#### The data

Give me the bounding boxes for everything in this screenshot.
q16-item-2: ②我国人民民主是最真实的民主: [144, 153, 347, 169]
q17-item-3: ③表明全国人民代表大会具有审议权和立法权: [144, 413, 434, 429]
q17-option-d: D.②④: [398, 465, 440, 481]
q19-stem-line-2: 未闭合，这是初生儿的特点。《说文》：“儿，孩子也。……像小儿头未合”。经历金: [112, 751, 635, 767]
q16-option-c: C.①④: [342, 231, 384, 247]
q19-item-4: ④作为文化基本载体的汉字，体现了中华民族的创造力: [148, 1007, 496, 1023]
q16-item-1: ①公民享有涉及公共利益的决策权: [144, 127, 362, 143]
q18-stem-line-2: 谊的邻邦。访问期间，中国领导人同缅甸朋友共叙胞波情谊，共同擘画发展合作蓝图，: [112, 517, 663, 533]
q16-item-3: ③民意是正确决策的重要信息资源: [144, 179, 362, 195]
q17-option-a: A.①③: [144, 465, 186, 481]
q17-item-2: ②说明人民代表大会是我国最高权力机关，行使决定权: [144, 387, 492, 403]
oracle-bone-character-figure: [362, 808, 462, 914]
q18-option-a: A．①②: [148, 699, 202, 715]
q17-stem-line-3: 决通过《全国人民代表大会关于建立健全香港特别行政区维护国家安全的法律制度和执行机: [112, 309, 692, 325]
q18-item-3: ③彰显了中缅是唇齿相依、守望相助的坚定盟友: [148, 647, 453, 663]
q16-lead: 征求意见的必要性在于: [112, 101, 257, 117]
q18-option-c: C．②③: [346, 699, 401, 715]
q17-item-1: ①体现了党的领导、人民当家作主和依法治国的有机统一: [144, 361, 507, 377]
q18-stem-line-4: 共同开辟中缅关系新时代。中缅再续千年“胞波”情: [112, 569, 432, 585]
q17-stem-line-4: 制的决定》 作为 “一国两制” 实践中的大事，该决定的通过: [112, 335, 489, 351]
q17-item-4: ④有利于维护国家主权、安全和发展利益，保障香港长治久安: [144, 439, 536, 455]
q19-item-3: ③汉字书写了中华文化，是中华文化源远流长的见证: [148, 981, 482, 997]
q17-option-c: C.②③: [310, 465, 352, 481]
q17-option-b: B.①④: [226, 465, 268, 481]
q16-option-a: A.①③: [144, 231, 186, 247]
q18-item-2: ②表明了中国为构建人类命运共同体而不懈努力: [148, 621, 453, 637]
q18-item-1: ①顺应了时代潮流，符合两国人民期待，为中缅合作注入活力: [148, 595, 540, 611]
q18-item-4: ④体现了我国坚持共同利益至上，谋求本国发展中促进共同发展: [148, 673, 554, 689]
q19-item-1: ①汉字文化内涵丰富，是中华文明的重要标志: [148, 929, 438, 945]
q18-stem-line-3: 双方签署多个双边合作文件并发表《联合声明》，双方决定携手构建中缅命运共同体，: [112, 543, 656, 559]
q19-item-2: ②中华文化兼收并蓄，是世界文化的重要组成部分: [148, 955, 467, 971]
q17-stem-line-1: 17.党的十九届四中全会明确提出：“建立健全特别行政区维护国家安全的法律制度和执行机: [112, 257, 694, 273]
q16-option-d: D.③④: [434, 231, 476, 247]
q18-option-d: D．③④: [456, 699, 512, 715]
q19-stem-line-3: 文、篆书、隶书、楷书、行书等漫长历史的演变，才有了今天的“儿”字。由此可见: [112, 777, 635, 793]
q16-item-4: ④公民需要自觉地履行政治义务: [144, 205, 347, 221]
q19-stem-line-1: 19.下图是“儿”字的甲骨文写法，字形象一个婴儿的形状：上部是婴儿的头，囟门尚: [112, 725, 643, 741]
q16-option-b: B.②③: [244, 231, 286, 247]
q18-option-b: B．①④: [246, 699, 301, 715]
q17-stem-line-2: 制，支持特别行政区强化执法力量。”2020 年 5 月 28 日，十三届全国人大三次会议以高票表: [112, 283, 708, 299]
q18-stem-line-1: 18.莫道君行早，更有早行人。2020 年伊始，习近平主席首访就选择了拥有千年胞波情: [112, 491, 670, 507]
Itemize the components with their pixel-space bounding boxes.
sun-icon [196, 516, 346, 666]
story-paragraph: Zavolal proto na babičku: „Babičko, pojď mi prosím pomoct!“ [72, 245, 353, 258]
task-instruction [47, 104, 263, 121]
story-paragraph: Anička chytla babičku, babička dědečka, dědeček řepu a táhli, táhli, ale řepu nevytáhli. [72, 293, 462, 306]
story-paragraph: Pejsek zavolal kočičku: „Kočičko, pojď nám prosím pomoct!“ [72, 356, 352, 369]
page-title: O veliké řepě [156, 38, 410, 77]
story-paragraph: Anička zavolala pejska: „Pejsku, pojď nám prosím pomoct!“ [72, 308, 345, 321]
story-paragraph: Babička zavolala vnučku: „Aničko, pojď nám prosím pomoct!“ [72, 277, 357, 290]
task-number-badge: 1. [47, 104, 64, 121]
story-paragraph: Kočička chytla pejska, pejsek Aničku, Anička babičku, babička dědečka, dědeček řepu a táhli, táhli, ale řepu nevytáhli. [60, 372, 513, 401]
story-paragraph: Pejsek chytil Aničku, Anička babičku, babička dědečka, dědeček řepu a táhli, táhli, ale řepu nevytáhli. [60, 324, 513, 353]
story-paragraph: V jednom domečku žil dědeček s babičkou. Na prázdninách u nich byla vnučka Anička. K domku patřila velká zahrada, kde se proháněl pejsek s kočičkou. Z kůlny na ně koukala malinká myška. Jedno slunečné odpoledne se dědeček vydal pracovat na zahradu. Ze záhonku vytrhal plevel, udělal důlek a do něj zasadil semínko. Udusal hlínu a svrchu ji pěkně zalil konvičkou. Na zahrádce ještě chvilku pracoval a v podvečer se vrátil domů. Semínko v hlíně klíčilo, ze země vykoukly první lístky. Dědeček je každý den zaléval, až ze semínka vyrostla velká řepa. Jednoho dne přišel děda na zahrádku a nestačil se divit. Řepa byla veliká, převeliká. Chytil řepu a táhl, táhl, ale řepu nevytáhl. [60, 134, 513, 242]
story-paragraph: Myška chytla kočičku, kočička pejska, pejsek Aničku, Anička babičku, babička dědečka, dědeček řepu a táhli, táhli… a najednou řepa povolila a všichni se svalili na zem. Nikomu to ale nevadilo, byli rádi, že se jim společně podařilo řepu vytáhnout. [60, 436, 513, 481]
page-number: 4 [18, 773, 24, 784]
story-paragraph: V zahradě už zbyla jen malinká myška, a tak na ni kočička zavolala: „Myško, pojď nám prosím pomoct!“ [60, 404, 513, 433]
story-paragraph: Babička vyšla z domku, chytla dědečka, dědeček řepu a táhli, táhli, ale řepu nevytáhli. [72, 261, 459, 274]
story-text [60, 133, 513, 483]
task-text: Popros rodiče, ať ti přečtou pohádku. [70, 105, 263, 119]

########

[Requirement]
Copy these data lines without any changes, covering all of the data.

[Full solution]
Give me the bounding boxes for everything in this screenshot.
q16-item-2: ②我国人民民主是最真实的民主: [144, 153, 347, 169]
q17-item-3: ③表明全国人民代表大会具有审议权和立法权: [144, 413, 434, 429]
q17-option-d: D.②④: [398, 465, 440, 481]
q19-stem-line-2: 未闭合，这是初生儿的特点。《说文》：“儿，孩子也。……像小儿头未合”。经历金: [112, 751, 635, 767]
q16-option-c: C.①④: [342, 231, 384, 247]
q19-item-4: ④作为文化基本载体的汉字，体现了中华民族的创造力: [148, 1007, 496, 1023]
q16-item-1: ①公民享有涉及公共利益的决策权: [144, 127, 362, 143]
q18-stem-line-2: 谊的邻邦。访问期间，中国领导人同缅甸朋友共叙胞波情谊，共同擘画发展合作蓝图，: [112, 517, 663, 533]
q16-item-3: ③民意是正确决策的重要信息资源: [144, 179, 362, 195]
q17-option-a: A.①③: [144, 465, 186, 481]
q17-item-2: ②说明人民代表大会是我国最高权力机关，行使决定权: [144, 387, 492, 403]
oracle-bone-character-figure: [362, 808, 462, 914]
q18-option-a: A．①②: [148, 699, 202, 715]
q17-stem-line-3: 决通过《全国人民代表大会关于建立健全香港特别行政区维护国家安全的法律制度和执行机: [112, 309, 692, 325]
q18-item-3: ③彰显了中缅是唇齿相依、守望相助的坚定盟友: [148, 647, 453, 663]
q16-lead: 征求意见的必要性在于: [112, 101, 257, 117]
q18-option-c: C．②③: [346, 699, 401, 715]
q17-item-1: ①体现了党的领导、人民当家作主和依法治国的有机统一: [144, 361, 507, 377]
q18-stem-line-4: 共同开辟中缅关系新时代。中缅再续千年“胞波”情: [112, 569, 432, 585]
q17-stem-line-4: 制的决定》 作为 “一国两制” 实践中的大事，该决定的通过: [112, 335, 489, 351]
q17-item-4: ④有利于维护国家主权、安全和发展利益，保障香港长治久安: [144, 439, 536, 455]
q19-item-3: ③汉字书写了中华文化，是中华文化源远流长的见证: [148, 981, 482, 997]
q17-option-c: C.②③: [310, 465, 352, 481]
q17-option-b: B.①④: [226, 465, 268, 481]
q16-option-a: A.①③: [144, 231, 186, 247]
q18-item-2: ②表明了中国为构建人类命运共同体而不懈努力: [148, 621, 453, 637]
q18-item-1: ①顺应了时代潮流，符合两国人民期待，为中缅合作注入活力: [148, 595, 540, 611]
q18-item-4: ④体现了我国坚持共同利益至上，谋求本国发展中促进共同发展: [148, 673, 554, 689]
q19-item-1: ①汉字文化内涵丰富，是中华文明的重要标志: [148, 929, 438, 945]
q18-stem-line-3: 双方签署多个双边合作文件并发表《联合声明》，双方决定携手构建中缅命运共同体，: [112, 543, 656, 559]
q19-item-2: ②中华文化兼收并蓄，是世界文化的重要组成部分: [148, 955, 467, 971]
q17-stem-line-1: 17.党的十九届四中全会明确提出：“建立健全特别行政区维护国家安全的法律制度和执行机: [112, 257, 694, 273]
q16-option-d: D.③④: [434, 231, 476, 247]
q18-option-d: D．③④: [456, 699, 512, 715]
q19-stem-line-3: 文、篆书、隶书、楷书、行书等漫长历史的演变，才有了今天的“儿”字。由此可见: [112, 777, 635, 793]
q16-item-4: ④公民需要自觉地履行政治义务: [144, 205, 347, 221]
q19-stem-line-1: 19.下图是“儿”字的甲骨文写法，字形象一个婴儿的形状：上部是婴儿的头，囟门尚: [112, 725, 643, 741]
q16-option-b: B.②③: [244, 231, 286, 247]
q18-option-b: B．①④: [246, 699, 301, 715]
q17-stem-line-2: 制，支持特别行政区强化执法力量。”2020 年 5 月 28 日，十三届全国人大三次会议以高票表: [112, 283, 708, 299]
q18-stem-line-1: 18.莫道君行早，更有早行人。2020 年伊始，习近平主席首访就选择了拥有千年胞波情: [112, 491, 670, 507]
Itemize the components with their pixel-space bounding boxes.
sun-icon [196, 516, 346, 666]
story-paragraph: Zavolal proto na babičku: „Babičko, pojď mi prosím pomoct!“ [72, 245, 353, 258]
task-instruction [47, 104, 263, 121]
story-paragraph: Anička chytla babičku, babička dědečka, dědeček řepu a táhli, táhli, ale řepu nevytáhli. [72, 293, 462, 306]
story-paragraph: Pejsek zavolal kočičku: „Kočičko, pojď nám prosím pomoct!“ [72, 356, 352, 369]
page-title: O veliké řepě [156, 38, 410, 77]
story-paragraph: Anička zavolala pejska: „Pejsku, pojď nám prosím pomoct!“ [72, 308, 345, 321]
story-paragraph: Babička zavolala vnučku: „Aničko, pojď nám prosím pomoct!“ [72, 277, 357, 290]
task-number-badge: 1. [47, 104, 64, 121]
story-paragraph: Kočička chytla pejska, pejsek Aničku, Anička babičku, babička dědečka, dědeček řepu a táhli, táhli, ale řepu nevytáhli. [60, 372, 513, 401]
story-paragraph: Pejsek chytil Aničku, Anička babičku, babička dědečka, dědeček řepu a táhli, táhli, ale řepu nevytáhli. [60, 324, 513, 353]
story-paragraph: V jednom domečku žil dědeček s babičkou. Na prázdninách u nich byla vnučka Anička. K domku patřila velká zahrada, kde se proháněl pejsek s kočičkou. Z kůlny na ně koukala malinká myška. Jedno slunečné odpoledne se dědeček vydal pracovat na zahradu. Ze záhonku vytrhal plevel, udělal důlek a do něj zasadil semínko. Udusal hlínu a svrchu ji pěkně zalil konvičkou. Na zahrádce ještě chvilku pracoval a v podvečer se vrátil domů. Semínko v hlíně klíčilo, ze země vykoukly první lístky. Dědeček je každý den zaléval, až ze semínka vyrostla velká řepa. Jednoho dne přišel děda na zahrádku a nestačil se divit. Řepa byla veliká, převeliká. Chytil řepu a táhl, táhl, ale řepu nevytáhl. [60, 134, 513, 242]
story-paragraph: Myška chytla kočičku, kočička pejska, pejsek Aničku, Anička babičku, babička dědečka, dědeček řepu a táhli, táhli… a najednou řepa povolila a všichni se svalili na zem. Nikomu to ale nevadilo, byli rádi, že se jim společně podařilo řepu vytáhnout. [60, 436, 513, 481]
page-number: 4 [18, 773, 24, 784]
story-paragraph: V zahradě už zbyla jen malinká myška, a tak na ni kočička zavolala: „Myško, pojď nám prosím pomoct!“ [60, 404, 513, 433]
story-paragraph: Babička vyšla z domku, chytla dědečka, dědeček řepu a táhli, táhli, ale řepu nevytáhli. [72, 261, 459, 274]
story-text [60, 133, 513, 483]
task-text: Popros rodiče, ať ti přečtou pohádku. [70, 105, 263, 119]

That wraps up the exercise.